_Input data:_
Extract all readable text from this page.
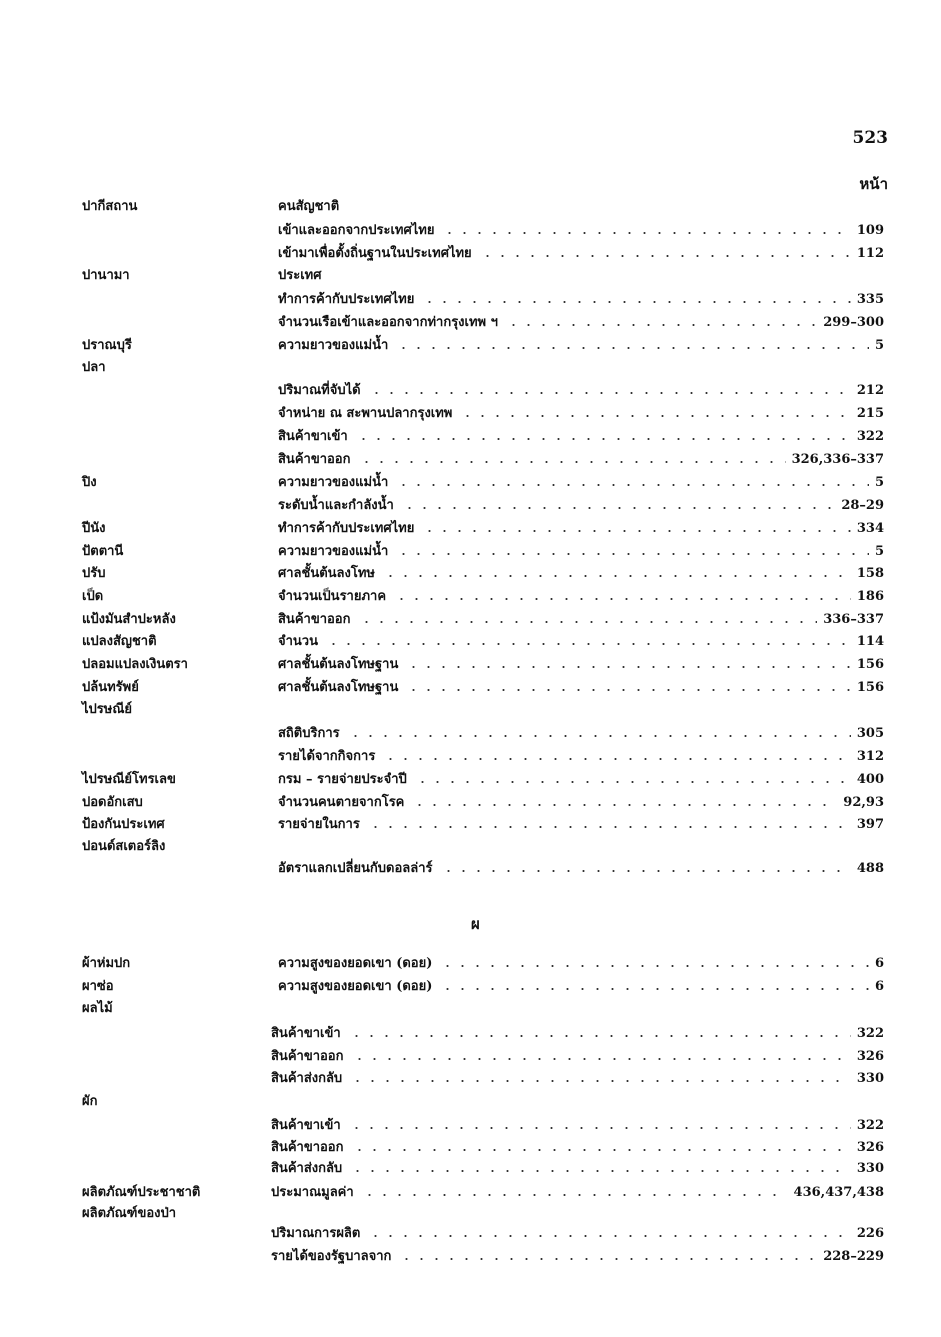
523
หน้า
ผ
ปากีสถาน	คนสัญชาติ
เข้าและออกจากประเทศไทย	109
เข้ามาเพื่อตั้งถิ่นฐานในประเทศไทย	112
ปานามา	ประเทศ
ทำการค้ากับประเทศไทย	335
จำนวนเรือเข้าและออกจากท่ากรุงเทพ ฯ	299–300
ปราณบุรี	ความยาวของแม่น้ำ	5
ปลา
ปริมาณที่จับได้	212
จำหน่าย ณ สะพานปลากรุงเทพ	215
สินค้าขาเข้า	322
สินค้าขาออก	326,336–337
ปิง	ความยาวของแม่น้ำ	5
ระดับน้ำและกำลังน้ำ	28–29
ปีนัง	ทำการค้ากับประเทศไทย	334
ปัตตานี	ความยาวของแม่น้ำ	5
ปรับ	ศาลชั้นต้นลงโทษ	158
เป็ด	จำนวนเป็นรายภาค	186
แป้งมันสำปะหลัง	สินค้าขาออก	336–337
แปลงสัญชาติ	จำนวน	114
ปลอมแปลงเงินตรา	ศาลชั้นต้นลงโทษฐาน	156
ปล้นทรัพย์	ศาลชั้นต้นลงโทษฐาน	156
ไปรษณีย์
สถิติบริการ	305
รายได้จากกิจการ	312
ไปรษณีย์โทรเลข	กรม – รายจ่ายประจำปี	400
ปอดอักเสบ	จำนวนคนตายจากโรค	92,93
ป้องกันประเทศ	รายจ่ายในการ	397
ปอนด์สเตอร์ลิง
อัตราแลกเปลี่ยนกับดอลล่าร์	488
ผ้าห่มปก	ความสูงของยอดเขา (ดอย)	6
ผาซ่อ	ความสูงของยอดเขา (ดอย)	6
ผลไม้
สินค้าขาเข้า	322
สินค้าขาออก	326
สินค้าส่งกลับ	330
ผัก
สินค้าขาเข้า	322
สินค้าขาออก	326
สินค้าส่งกลับ	330
ผลิตภัณฑ์ประชาชาติ	ประมาณมูลค่า	436,437,438
ผลิตภัณฑ์ของป่า
ปริมาณการผลิต	226
รายได้ของรัฐบาลจาก	228–229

_Problem details:_ Copy each line in the data that holds the word "รายได".

_The solution:_
รายได้จากกิจการ	312
รายได้ของรัฐบาลจาก	228–229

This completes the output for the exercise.